*Set task 1:* Replace "list-item" with "list-row" in the entries, starting at the line that contains "1147, 662, 1173]" and ending at the line that contains "446, 523, 472]". Return only those lines, with nothing else altered.

*Selected excerpt:*
---+---

Keywords

1 Introduction

Forensics in handwritten Bank cheques from the perspective of differentiating pen ink have great importance to the judicial system. In handwritten Bank cheque forensics, it is often important to establish a relation between the pen inks. It helps to identify whether a single pen has been used to write the Bank cheque or multiple pens. Numerous possibilities of fraud exist in handwritten Bank cheques. In this work, we focus only on pen ink differentiation in Bank cheques. Possibilities of fraud in any Bank cheque and its consequences helps to understand the importance of the work.

Example of new words addition in Bank cheque using a different pen is depicted in Fig. 1 which is elaborated as follows. The cheque was initially issued to Mr. Ravi Kumar Singh, amounting to Seventy thousand only. Later, forger appended new words in pay name and amount section as marked by red circles in Fig. 1. This difference in pen ink can not be always perceived by naked eye. This type of case helps us to understand the possibility of addition of new words in handwritten Bank cheques. A number of handwritten document frauds are possible in bill, business agreement, educational documents, etc. This motivates us to differentiate pen ink in Bank cheques.

Fig. 1.
figure 1

Addition of handwritten words (marked by red circles) in a Bank cheque image. (Color figure online)

---+---

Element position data

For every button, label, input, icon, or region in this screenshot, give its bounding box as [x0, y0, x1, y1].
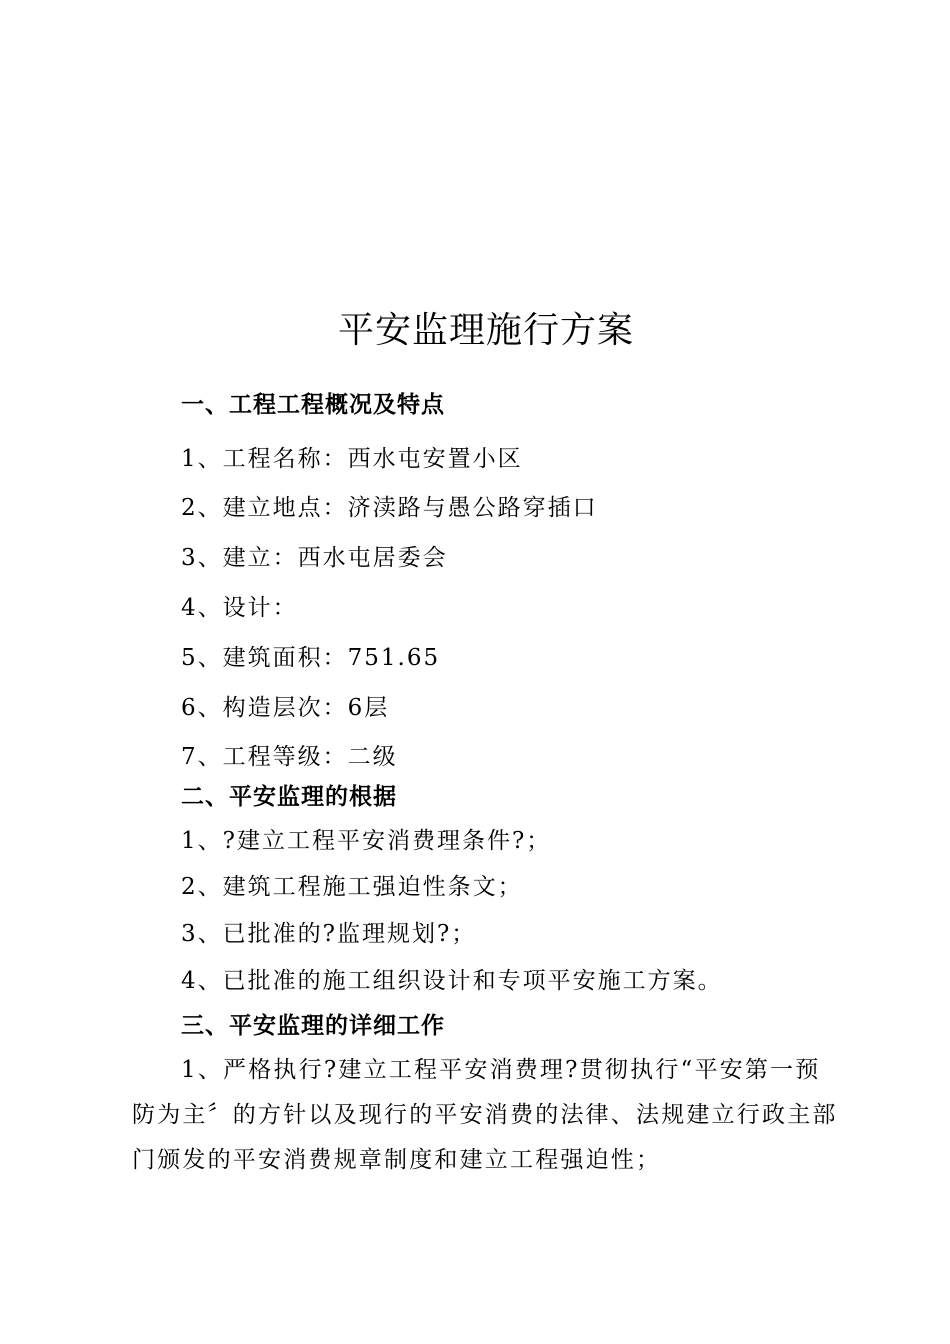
paragraph-line: 门颁发的平安消费规章制度和建立工程强迫性；	[132, 1147, 662, 1173]
section-heading-overview: 一、工程工程概况及特点	[181, 392, 445, 418]
list-item: 5、建筑面积：751.65	[181, 645, 441, 671]
list-item: 3、已批准的?监理规划?；	[181, 921, 477, 947]
paragraph-line: 防为主〞的方针以及现行的平安消费的法律、法规建立行政主部	[132, 1102, 838, 1128]
section-heading-work: 三、平安监理的详细工作	[181, 1013, 445, 1039]
paragraph-line: 1、严格执行?建立工程平安消费理?贯彻执行“平安第一预	[181, 1057, 821, 1083]
list-item: 4、设计：	[181, 595, 298, 621]
section-heading-basis: 二、平安监理的根据	[181, 784, 397, 810]
list-item: 4、已批准的施工组织设计和专项平安施工方案。	[181, 968, 723, 994]
list-item: 1、?建立工程平安消费理条件?；	[181, 828, 552, 854]
list-item: 2、建筑工程施工强迫性条文；	[181, 874, 523, 900]
list-item: 3、建立：西水屯居委会	[181, 545, 448, 571]
list-item: 2、建立地点：济渎路与愚公路穿插口	[181, 495, 598, 521]
list-item: 7、工程等级：二级	[181, 744, 398, 770]
list-item: 1、工程名称：西水屯安置小区	[181, 446, 523, 472]
list-item: 6、构造层次：6层	[181, 695, 390, 721]
page-title: 平安监理施行方案	[337, 310, 634, 351]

---+---

*Set task 2:* Reproduce the whole text on pen ink differentiation in bank cheques word for word.

*Expected answer 1:*
paragraph-line: 门颁发的平安消费规章制度和建立工程强迫性；	[132, 1147, 662, 1173]
section-heading-overview: 一、工程工程概况及特点	[181, 392, 445, 418]
list-row: 5、建筑面积：751.65	[181, 645, 441, 671]
list-row: 3、已批准的?监理规划?；	[181, 921, 477, 947]
paragraph-line: 防为主〞的方针以及现行的平安消费的法律、法规建立行政主部	[132, 1102, 838, 1128]
section-heading-work: 三、平安监理的详细工作	[181, 1013, 445, 1039]
paragraph-line: 1、严格执行?建立工程平安消费理?贯彻执行“平安第一预	[181, 1057, 821, 1083]
list-row: 4、设计：	[181, 595, 298, 621]
section-heading-basis: 二、平安监理的根据	[181, 784, 397, 810]
list-row: 4、已批准的施工组织设计和专项平安施工方案。	[181, 968, 723, 994]
list-row: 1、?建立工程平安消费理条件?；	[181, 828, 552, 854]
list-row: 2、建筑工程施工强迫性条文；	[181, 874, 523, 900]
list-row: 3、建立：西水屯居委会	[181, 545, 448, 571]
list-row: 2、建立地点：济渎路与愚公路穿插口	[181, 495, 598, 521]
list-row: 7、工程等级：二级	[181, 744, 398, 770]
list-row: 1、工程名称：西水屯安置小区	[181, 446, 523, 472]

*Expected answer 2:*
Keywords

1 Introduction

Forensics in handwritten Bank cheques from the perspective of differentiating pen ink have great importance to the judicial system. In handwritten Bank cheque forensics, it is often important to establish a relation between the pen inks. It helps to identify whether a single pen has been used to write the Bank cheque or multiple pens. Numerous possibilities of fraud exist in handwritten Bank cheques. In this work, we focus only on pen ink differentiation in Bank cheques. Possibilities of fraud in any Bank cheque and its consequences helps to understand the importance of the work.

Example of new words addition in Bank cheque using a different pen is depicted in Fig. 1 which is elaborated as follows. The cheque was initially issued to Mr. Ravi Kumar Singh, amounting to Seventy thousand only. Later, forger appended new words in pay name and amount section as marked by red circles in Fig. 1. This difference in pen ink can not be always perceived by naked eye. This type of case helps us to understand the possibility of addition of new words in handwritten Bank cheques. A number of handwritten document frauds are possible in bill, business agreement, educational documents, etc. This motivates us to differentiate pen ink in Bank cheques.

Fig. 1.
figure 1

Addition of handwritten words (marked by red circles) in a Bank cheque image. (Color figure online)